- Task -
Lines before the one containing "Output a JSON" are left out; copy that line and every later line through the end of the data exactly.

Stored data entries:
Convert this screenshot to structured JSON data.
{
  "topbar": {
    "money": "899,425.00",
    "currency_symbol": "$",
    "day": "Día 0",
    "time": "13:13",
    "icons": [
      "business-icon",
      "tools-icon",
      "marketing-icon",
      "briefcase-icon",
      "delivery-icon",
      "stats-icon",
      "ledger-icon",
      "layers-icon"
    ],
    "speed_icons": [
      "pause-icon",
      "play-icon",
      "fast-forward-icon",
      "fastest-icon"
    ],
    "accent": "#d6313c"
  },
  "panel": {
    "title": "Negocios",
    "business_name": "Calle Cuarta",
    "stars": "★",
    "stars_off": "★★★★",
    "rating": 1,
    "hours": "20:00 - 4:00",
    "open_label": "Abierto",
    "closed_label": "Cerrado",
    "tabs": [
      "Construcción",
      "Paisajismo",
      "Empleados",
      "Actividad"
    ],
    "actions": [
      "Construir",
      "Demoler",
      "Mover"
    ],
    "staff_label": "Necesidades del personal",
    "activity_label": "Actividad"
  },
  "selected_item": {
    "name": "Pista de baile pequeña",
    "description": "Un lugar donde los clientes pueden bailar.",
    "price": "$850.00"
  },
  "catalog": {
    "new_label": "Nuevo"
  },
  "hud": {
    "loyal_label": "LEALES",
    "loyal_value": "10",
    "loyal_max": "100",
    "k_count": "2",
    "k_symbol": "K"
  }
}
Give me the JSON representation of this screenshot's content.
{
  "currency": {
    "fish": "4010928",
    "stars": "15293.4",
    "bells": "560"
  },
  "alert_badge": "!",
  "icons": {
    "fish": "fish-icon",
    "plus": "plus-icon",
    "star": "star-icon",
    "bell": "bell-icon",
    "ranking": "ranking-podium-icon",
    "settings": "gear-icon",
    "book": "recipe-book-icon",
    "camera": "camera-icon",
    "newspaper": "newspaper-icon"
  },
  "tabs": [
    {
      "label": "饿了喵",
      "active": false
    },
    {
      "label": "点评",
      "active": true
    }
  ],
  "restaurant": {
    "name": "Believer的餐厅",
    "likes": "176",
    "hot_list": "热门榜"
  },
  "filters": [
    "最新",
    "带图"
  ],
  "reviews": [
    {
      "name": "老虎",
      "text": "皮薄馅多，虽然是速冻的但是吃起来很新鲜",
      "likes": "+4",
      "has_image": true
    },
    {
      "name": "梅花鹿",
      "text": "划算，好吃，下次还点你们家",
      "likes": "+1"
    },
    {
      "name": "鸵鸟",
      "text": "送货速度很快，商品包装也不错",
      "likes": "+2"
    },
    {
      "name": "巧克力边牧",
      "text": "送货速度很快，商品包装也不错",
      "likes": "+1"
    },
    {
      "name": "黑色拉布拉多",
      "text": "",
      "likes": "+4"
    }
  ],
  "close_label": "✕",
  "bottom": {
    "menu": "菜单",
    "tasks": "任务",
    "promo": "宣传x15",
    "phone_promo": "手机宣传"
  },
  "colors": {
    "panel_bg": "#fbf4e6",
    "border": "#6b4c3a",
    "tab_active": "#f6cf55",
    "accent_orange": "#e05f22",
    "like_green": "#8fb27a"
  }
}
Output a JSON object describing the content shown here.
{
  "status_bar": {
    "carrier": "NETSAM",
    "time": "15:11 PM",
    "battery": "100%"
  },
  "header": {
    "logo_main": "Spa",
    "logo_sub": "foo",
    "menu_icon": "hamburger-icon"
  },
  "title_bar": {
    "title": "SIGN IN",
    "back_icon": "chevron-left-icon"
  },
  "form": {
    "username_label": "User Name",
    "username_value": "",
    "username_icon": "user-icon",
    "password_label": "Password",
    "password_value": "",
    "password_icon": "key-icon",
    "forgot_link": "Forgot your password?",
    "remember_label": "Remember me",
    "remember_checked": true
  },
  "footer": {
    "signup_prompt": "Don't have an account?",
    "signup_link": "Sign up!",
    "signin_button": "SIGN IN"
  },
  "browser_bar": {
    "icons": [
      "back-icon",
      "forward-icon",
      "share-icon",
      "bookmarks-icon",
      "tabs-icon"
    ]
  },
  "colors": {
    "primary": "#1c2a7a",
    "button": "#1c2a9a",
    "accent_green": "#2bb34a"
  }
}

- Expected output -
Output a JSON object describing the content shown here.
{
  "status_bar": {
    "carrier": "NETSAM",
    "time": "15:11 PM",
    "battery": "100%"
  },
  "header": {
    "logo_main": "Spa",
    "logo_sub": "foo",
    "menu_icon": "hamburger-icon"
  },
  "title_bar": {
    "title": "SIGN IN",
    "back_icon": "chevron-left-icon"
  },
  "form": {
    "username_label": "User Name",
    "username_value": "",
    "username_icon": "user-icon",
    "password_label": "Password",
    "password_value": "",
    "password_icon": "key-icon",
    "forgot_link": "Forgot your password?",
    "remember_label": "Remember me",
    "remember_checked": true
  },
  "footer": {
    "signup_prompt": "Don't have an account?",
    "signup_link": "Sign up!",
    "signin_button": "SIGN IN"
  },
  "browser_bar": {
    "icons": [
      "back-icon",
      "forward-icon",
      "share-icon",
      "bookmarks-icon",
      "tabs-icon"
    ]
  },
  "colors": {
    "primary": "#1c2a7a",
    "button": "#1c2a9a",
    "accent_green": "#2bb34a"
  }
}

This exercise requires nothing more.